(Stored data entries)
[Begin]

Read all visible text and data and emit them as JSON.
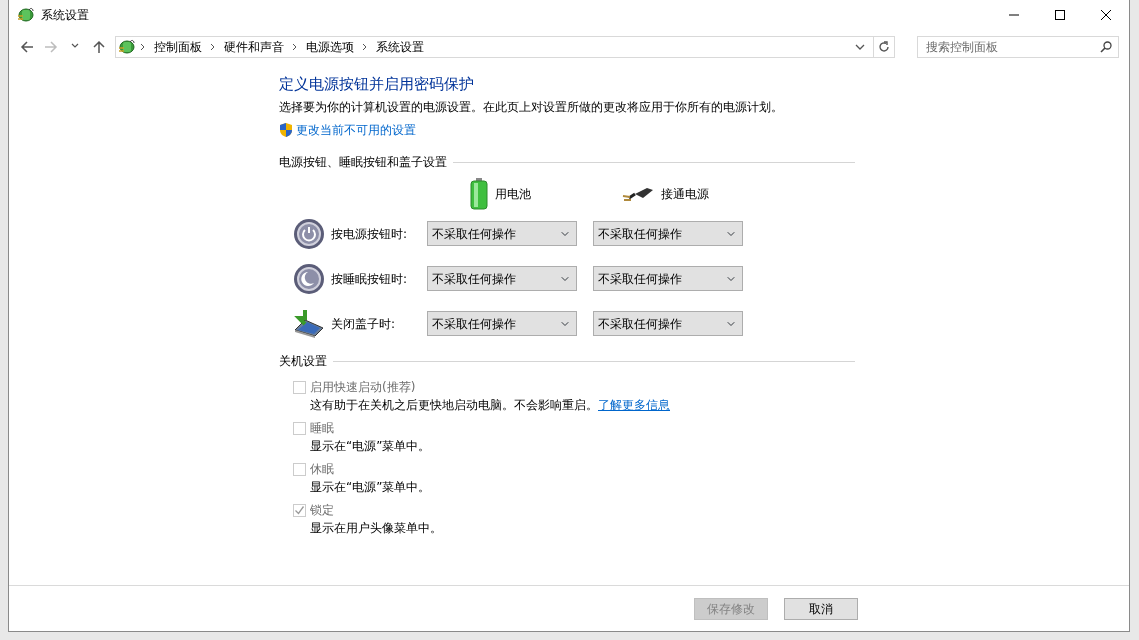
{
  "window": {
    "title": "系统设置"
  },
  "navigation": [
    {
      "kind": "back",
      "disabled": false
    },
    {
      "kind": "forward",
      "disabled": true
    },
    {
      "kind": "recent",
      "disabled": false
    },
    {
      "kind": "up",
      "disabled": false
    }
  ],
  "address_bar": {
    "path": [
      "控制面板",
      "硬件和声音",
      "电源选项",
      "系统设置"
    ]
  },
  "search": {
    "placeholder": "搜索控制面板"
  },
  "heading": "定义电源按钮并启用密码保护",
  "description": "选择要为你的计算机设置的电源设置。在此页上对设置所做的更改将应用于你所有的电源计划。",
  "admin_link": "更改当前不可用的设置",
  "button_section": {
    "title": "电源按钮、睡眠按钮和盖子设置",
    "columns": [
      {
        "label": "用电池",
        "kind": "battery"
      },
      {
        "label": "接通电源",
        "kind": "plug"
      }
    ],
    "rows": [
      {
        "label": "按电源按钮时:",
        "kind": "power",
        "values": [
          "不采取任何操作",
          "不采取任何操作"
        ]
      },
      {
        "label": "按睡眠按钮时:",
        "kind": "sleep",
        "values": [
          "不采取任何操作",
          "不采取任何操作"
        ]
      },
      {
        "label": "关闭盖子时:",
        "kind": "lid",
        "values": [
          "不采取任何操作",
          "不采取任何操作"
        ]
      }
    ]
  },
  "shutdown_section": {
    "title": "关机设置",
    "options": [
      {
        "label": "启用快速启动(推荐)",
        "checked": false,
        "disabled": true,
        "description": "这有助于在关机之后更快地启动电脑。不会影响重启。",
        "link": "了解更多信息"
      },
      {
        "label": "睡眠",
        "checked": false,
        "disabled": true,
        "description": "显示在“电源”菜单中。"
      },
      {
        "label": "休眠",
        "checked": false,
        "disabled": true,
        "description": "显示在“电源”菜单中。"
      },
      {
        "label": "锁定",
        "checked": true,
        "disabled": true,
        "description": "显示在用户头像菜单中。"
      }
    ]
  },
  "buttons": [
    {
      "label": "保存修改",
      "disabled": true
    },
    {
      "label": "取消",
      "disabled": false
    }
  ]
}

[End]

> _Stated task_
In the entries above, find every line holding the word "kind" and copy it out.

> _Response to the exercise_
      "kind": "back",
      "kind": "forward",
      "kind": "recent",
      "kind": "up",
        "kind": "battery"
        "kind": "plug"
        "kind": "power",
        "kind": "sleep",
        "kind": "lid",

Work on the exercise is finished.